Transcribe all records exactly.

## Records supplied
◆ ◆ ◆

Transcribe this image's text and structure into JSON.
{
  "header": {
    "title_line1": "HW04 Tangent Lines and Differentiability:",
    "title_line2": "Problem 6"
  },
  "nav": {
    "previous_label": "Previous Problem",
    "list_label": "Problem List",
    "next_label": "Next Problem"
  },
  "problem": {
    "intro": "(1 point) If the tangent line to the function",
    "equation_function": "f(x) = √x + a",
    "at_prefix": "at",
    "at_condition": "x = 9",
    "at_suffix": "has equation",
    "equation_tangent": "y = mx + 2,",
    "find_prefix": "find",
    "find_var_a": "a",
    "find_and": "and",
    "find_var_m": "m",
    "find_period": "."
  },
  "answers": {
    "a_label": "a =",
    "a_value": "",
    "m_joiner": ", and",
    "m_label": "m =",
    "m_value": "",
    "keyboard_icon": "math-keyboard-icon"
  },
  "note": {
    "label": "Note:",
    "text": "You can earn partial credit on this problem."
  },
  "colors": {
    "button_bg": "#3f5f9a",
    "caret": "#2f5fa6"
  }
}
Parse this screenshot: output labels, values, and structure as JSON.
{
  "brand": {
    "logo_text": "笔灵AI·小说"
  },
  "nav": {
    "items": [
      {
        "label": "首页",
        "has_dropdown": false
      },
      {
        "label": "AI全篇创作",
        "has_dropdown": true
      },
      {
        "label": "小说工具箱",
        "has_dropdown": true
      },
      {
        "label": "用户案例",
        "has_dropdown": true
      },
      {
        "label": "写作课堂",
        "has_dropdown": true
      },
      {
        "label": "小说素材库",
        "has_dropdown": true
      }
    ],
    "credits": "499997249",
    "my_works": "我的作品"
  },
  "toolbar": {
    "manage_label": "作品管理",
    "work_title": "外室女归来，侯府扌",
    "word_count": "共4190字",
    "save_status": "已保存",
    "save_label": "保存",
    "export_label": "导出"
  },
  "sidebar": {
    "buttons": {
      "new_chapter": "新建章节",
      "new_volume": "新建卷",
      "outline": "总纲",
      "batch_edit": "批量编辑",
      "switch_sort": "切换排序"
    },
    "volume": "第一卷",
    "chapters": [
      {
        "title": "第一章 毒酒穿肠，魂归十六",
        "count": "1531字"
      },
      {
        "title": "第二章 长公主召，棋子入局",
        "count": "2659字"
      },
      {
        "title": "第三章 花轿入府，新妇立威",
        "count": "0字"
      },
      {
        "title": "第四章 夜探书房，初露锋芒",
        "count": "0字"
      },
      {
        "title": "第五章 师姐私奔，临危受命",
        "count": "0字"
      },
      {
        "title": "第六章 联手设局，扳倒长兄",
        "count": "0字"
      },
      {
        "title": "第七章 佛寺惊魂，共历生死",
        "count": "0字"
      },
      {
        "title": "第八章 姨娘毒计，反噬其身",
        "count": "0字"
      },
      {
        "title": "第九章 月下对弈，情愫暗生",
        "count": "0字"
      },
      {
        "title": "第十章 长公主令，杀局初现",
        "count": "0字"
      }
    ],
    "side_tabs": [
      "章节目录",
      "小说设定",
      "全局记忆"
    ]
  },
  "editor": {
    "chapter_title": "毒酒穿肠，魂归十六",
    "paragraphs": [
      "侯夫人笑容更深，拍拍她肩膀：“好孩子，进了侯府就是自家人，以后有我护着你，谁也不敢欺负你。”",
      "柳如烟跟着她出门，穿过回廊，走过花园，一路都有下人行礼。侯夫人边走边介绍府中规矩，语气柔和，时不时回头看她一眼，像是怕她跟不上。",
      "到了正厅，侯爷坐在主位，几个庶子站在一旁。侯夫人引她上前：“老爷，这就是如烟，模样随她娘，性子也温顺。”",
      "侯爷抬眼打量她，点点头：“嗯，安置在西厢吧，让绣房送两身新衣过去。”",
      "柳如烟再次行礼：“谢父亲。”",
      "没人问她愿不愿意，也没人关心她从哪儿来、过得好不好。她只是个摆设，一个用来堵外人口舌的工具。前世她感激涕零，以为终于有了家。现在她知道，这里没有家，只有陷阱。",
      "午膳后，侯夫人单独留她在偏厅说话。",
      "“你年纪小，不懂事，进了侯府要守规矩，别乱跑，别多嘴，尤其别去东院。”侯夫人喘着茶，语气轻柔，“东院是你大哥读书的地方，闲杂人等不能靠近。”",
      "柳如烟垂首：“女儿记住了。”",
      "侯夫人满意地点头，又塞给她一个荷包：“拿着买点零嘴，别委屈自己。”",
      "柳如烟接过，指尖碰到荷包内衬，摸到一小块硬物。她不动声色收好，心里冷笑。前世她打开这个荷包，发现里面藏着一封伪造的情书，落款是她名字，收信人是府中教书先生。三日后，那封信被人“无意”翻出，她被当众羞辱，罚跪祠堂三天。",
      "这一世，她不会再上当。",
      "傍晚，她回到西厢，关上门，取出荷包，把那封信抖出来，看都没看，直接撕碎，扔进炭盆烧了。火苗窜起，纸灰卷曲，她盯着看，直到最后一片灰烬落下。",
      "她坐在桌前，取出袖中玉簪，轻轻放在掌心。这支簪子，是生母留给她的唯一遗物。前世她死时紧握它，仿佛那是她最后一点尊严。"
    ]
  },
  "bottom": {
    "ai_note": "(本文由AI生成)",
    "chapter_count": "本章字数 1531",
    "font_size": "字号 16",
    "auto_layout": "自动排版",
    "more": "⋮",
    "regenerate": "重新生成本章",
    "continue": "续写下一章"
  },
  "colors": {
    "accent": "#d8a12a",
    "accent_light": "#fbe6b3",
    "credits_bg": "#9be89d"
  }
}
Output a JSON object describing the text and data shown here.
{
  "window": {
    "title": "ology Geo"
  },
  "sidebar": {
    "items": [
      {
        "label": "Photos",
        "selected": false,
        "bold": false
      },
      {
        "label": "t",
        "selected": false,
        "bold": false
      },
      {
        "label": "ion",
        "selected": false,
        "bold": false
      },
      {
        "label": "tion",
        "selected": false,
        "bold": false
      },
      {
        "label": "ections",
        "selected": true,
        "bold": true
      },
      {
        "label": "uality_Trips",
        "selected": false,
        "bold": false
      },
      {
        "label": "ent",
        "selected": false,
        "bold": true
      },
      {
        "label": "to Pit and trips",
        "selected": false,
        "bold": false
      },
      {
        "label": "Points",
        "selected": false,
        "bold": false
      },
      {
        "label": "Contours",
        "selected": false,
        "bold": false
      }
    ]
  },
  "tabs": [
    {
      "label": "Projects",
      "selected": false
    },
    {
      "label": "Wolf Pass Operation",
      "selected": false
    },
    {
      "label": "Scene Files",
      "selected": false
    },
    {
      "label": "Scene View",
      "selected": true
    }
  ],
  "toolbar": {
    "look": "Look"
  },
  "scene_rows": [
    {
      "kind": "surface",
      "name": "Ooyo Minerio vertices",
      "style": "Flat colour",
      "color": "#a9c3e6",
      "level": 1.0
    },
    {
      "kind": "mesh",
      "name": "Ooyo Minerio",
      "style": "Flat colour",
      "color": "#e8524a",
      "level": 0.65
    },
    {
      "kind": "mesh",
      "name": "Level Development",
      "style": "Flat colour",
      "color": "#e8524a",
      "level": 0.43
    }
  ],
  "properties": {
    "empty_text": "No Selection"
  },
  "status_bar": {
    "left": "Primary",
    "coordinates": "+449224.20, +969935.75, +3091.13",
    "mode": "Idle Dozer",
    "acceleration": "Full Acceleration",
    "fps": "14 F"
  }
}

◆ ◆ ◆

## Exercise answer
Transcribe this image's text and structure into JSON.
{
  "header": {
    "title_line1": "HW04 Tangent Lines and Differentiability:",
    "title_line2": "Problem 6"
  },
  "nav": {
    "previous_label": "Previous Problem",
    "list_label": "Problem List",
    "next_label": "Next Problem"
  },
  "problem": {
    "intro": "(1 point) If the tangent line to the function",
    "equation_function": "f(x) = √x + a",
    "at_prefix": "at",
    "at_condition": "x = 9",
    "at_suffix": "has equation",
    "equation_tangent": "y = mx + 2,",
    "find_prefix": "find",
    "find_var_a": "a",
    "find_and": "and",
    "find_var_m": "m",
    "find_period": "."
  },
  "answers": {
    "a_label": "a =",
    "a_value": "",
    "m_joiner": ", and",
    "m_label": "m =",
    "m_value": "",
    "keyboard_icon": "math-keyboard-icon"
  },
  "note": {
    "label": "Note:",
    "text": "You can earn partial credit on this problem."
  },
  "colors": {
    "button_bg": "#3f5f9a",
    "caret": "#2f5fa6"
  }
}
Parse this screenshot: output labels, values, and structure as JSON.
{
  "brand": {
    "logo_text": "笔灵AI·小说"
  },
  "nav": {
    "items": [
      {
        "label": "首页",
        "has_dropdown": false
      },
      {
        "label": "AI全篇创作",
        "has_dropdown": true
      },
      {
        "label": "小说工具箱",
        "has_dropdown": true
      },
      {
        "label": "用户案例",
        "has_dropdown": true
      },
      {
        "label": "写作课堂",
        "has_dropdown": true
      },
      {
        "label": "小说素材库",
        "has_dropdown": true
      }
    ],
    "credits": "499997249",
    "my_works": "我的作品"
  },
  "toolbar": {
    "manage_label": "作品管理",
    "work_title": "外室女归来，侯府扌",
    "word_count": "共4190字",
    "save_status": "已保存",
    "save_label": "保存",
    "export_label": "导出"
  },
  "sidebar": {
    "buttons": {
      "new_chapter": "新建章节",
      "new_volume": "新建卷",
      "outline": "总纲",
      "batch_edit": "批量编辑",
      "switch_sort": "切换排序"
    },
    "volume": "第一卷",
    "chapters": [
      {
        "title": "第一章 毒酒穿肠，魂归十六",
        "count": "1531字"
      },
      {
        "title": "第二章 长公主召，棋子入局",
        "count": "2659字"
      },
      {
        "title": "第三章 花轿入府，新妇立威",
        "count": "0字"
      },
      {
        "title": "第四章 夜探书房，初露锋芒",
        "count": "0字"
      },
      {
        "title": "第五章 师姐私奔，临危受命",
        "count": "0字"
      },
      {
        "title": "第六章 联手设局，扳倒长兄",
        "count": "0字"
      },
      {
        "title": "第七章 佛寺惊魂，共历生死",
        "count": "0字"
      },
      {
        "title": "第八章 姨娘毒计，反噬其身",
        "count": "0字"
      },
      {
        "title": "第九章 月下对弈，情愫暗生",
        "count": "0字"
      },
      {
        "title": "第十章 长公主令，杀局初现",
        "count": "0字"
      }
    ],
    "side_tabs": [
      "章节目录",
      "小说设定",
      "全局记忆"
    ]
  },
  "editor": {
    "chapter_title": "毒酒穿肠，魂归十六",
    "paragraphs": [
      "侯夫人笑容更深，拍拍她肩膀：“好孩子，进了侯府就是自家人，以后有我护着你，谁也不敢欺负你。”",
      "柳如烟跟着她出门，穿过回廊，走过花园，一路都有下人行礼。侯夫人边走边介绍府中规矩，语气柔和，时不时回头看她一眼，像是怕她跟不上。",
      "到了正厅，侯爷坐在主位，几个庶子站在一旁。侯夫人引她上前：“老爷，这就是如烟，模样随她娘，性子也温顺。”",
      "侯爷抬眼打量她，点点头：“嗯，安置在西厢吧，让绣房送两身新衣过去。”",
      "柳如烟再次行礼：“谢父亲。”",
      "没人问她愿不愿意，也没人关心她从哪儿来、过得好不好。她只是个摆设，一个用来堵外人口舌的工具。前世她感激涕零，以为终于有了家。现在她知道，这里没有家，只有陷阱。",
      "午膳后，侯夫人单独留她在偏厅说话。",
      "“你年纪小，不懂事，进了侯府要守规矩，别乱跑，别多嘴，尤其别去东院。”侯夫人喘着茶，语气轻柔，“东院是你大哥读书的地方，闲杂人等不能靠近。”",
      "柳如烟垂首：“女儿记住了。”",
      "侯夫人满意地点头，又塞给她一个荷包：“拿着买点零嘴，别委屈自己。”",
      "柳如烟接过，指尖碰到荷包内衬，摸到一小块硬物。她不动声色收好，心里冷笑。前世她打开这个荷包，发现里面藏着一封伪造的情书，落款是她名字，收信人是府中教书先生。三日后，那封信被人“无意”翻出，她被当众羞辱，罚跪祠堂三天。",
      "这一世，她不会再上当。",
      "傍晚，她回到西厢，关上门，取出荷包，把那封信抖出来，看都没看，直接撕碎，扔进炭盆烧了。火苗窜起，纸灰卷曲，她盯着看，直到最后一片灰烬落下。",
      "她坐在桌前，取出袖中玉簪，轻轻放在掌心。这支簪子，是生母留给她的唯一遗物。前世她死时紧握它，仿佛那是她最后一点尊严。"
    ]
  },
  "bottom": {
    "ai_note": "(本文由AI生成)",
    "chapter_count": "本章字数 1531",
    "font_size": "字号 16",
    "auto_layout": "自动排版",
    "more": "⋮",
    "regenerate": "重新生成本章",
    "continue": "续写下一章"
  },
  "colors": {
    "accent": "#d8a12a",
    "accent_light": "#fbe6b3",
    "credits_bg": "#9be89d"
  }
}
Output a JSON object describing the text and data shown here.
{
  "window": {
    "title": "ology Geo"
  },
  "sidebar": {
    "items": [
      {
        "label": "Photos",
        "selected": false,
        "bold": false
      },
      {
        "label": "t",
        "selected": false,
        "bold": false
      },
      {
        "label": "ion",
        "selected": false,
        "bold": false
      },
      {
        "label": "tion",
        "selected": false,
        "bold": false
      },
      {
        "label": "ections",
        "selected": true,
        "bold": true
      },
      {
        "label": "uality_Trips",
        "selected": false,
        "bold": false
      },
      {
        "label": "ent",
        "selected": false,
        "bold": true
      },
      {
        "label": "to Pit and trips",
        "selected": false,
        "bold": false
      },
      {
        "label": "Points",
        "selected": false,
        "bold": false
      },
      {
        "label": "Contours",
        "selected": false,
        "bold": false
      }
    ]
  },
  "tabs": [
    {
      "label": "Projects",
      "selected": false
    },
    {
      "label": "Wolf Pass Operation",
      "selected": false
    },
    {
      "label": "Scene Files",
      "selected": false
    },
    {
      "label": "Scene View",
      "selected": true
    }
  ],
  "toolbar": {
    "look": "Look"
  },
  "scene_rows": [
    {
      "kind": "surface",
      "name": "Ooyo Minerio vertices",
      "style": "Flat colour",
      "color": "#a9c3e6",
      "level": 1.0
    },
    {
      "kind": "mesh",
      "name": "Ooyo Minerio",
      "style": "Flat colour",
      "color": "#e8524a",
      "level": 0.65
    },
    {
      "kind": "mesh",
      "name": "Level Development",
      "style": "Flat colour",
      "color": "#e8524a",
      "level": 0.43
    }
  ],
  "properties": {
    "empty_text": "No Selection"
  },
  "status_bar": {
    "left": "Primary",
    "coordinates": "+449224.20, +969935.75, +3091.13",
    "mode": "Idle Dozer",
    "acceleration": "Full Acceleration",
    "fps": "14 F"
  }
}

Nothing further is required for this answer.